## Work to be completed
Return the count of lines with the string "text" in them, and nothing else.

## Collected data entries
******

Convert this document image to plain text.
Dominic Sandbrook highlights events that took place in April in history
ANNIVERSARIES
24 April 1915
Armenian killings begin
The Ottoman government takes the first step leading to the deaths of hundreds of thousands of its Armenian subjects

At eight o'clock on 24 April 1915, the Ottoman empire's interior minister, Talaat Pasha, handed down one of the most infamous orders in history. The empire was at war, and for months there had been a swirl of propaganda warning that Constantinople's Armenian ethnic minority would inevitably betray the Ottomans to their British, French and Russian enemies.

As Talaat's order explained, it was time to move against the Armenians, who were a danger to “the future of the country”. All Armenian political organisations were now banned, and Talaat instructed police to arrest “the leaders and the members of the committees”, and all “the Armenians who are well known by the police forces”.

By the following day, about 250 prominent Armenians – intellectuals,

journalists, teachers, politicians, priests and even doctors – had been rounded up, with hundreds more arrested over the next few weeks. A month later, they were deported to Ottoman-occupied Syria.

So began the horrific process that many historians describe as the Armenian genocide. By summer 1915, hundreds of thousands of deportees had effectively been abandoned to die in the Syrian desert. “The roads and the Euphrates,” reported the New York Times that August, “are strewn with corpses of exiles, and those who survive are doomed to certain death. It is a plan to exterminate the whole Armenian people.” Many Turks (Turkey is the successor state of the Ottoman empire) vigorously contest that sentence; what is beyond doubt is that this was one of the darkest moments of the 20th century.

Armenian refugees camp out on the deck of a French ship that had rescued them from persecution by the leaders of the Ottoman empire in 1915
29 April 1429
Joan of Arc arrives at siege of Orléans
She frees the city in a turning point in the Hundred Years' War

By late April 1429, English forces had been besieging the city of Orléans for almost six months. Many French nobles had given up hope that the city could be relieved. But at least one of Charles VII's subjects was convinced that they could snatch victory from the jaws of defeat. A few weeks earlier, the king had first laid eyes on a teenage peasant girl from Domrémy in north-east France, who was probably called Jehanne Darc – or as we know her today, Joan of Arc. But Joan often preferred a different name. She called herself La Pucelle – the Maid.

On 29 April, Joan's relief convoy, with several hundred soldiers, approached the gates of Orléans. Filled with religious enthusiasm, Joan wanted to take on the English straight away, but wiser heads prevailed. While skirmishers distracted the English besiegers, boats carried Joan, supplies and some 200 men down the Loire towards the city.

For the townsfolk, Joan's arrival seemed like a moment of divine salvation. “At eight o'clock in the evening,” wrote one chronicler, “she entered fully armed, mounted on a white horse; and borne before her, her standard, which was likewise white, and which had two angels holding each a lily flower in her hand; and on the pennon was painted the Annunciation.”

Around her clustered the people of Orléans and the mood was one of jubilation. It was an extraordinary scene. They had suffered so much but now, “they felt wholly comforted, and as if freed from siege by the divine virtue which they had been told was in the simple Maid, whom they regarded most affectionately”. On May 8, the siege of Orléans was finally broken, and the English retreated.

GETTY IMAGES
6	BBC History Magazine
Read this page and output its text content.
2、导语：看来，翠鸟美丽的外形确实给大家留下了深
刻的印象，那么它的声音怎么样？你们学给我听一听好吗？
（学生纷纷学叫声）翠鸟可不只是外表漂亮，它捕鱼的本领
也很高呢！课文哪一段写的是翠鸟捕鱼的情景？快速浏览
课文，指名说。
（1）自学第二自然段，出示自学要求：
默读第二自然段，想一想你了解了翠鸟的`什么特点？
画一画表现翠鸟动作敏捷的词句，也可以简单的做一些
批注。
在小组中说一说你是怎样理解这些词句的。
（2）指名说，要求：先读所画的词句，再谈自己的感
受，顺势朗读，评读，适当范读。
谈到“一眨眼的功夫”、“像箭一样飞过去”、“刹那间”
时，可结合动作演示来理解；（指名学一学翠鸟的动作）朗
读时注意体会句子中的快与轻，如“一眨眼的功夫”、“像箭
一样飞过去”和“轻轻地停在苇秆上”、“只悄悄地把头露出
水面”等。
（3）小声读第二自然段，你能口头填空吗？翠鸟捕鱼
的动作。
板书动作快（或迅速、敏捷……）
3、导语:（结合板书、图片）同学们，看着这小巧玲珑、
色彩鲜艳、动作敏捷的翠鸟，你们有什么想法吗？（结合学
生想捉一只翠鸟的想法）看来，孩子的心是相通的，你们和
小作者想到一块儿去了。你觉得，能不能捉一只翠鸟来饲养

******

## Solution to this problem
2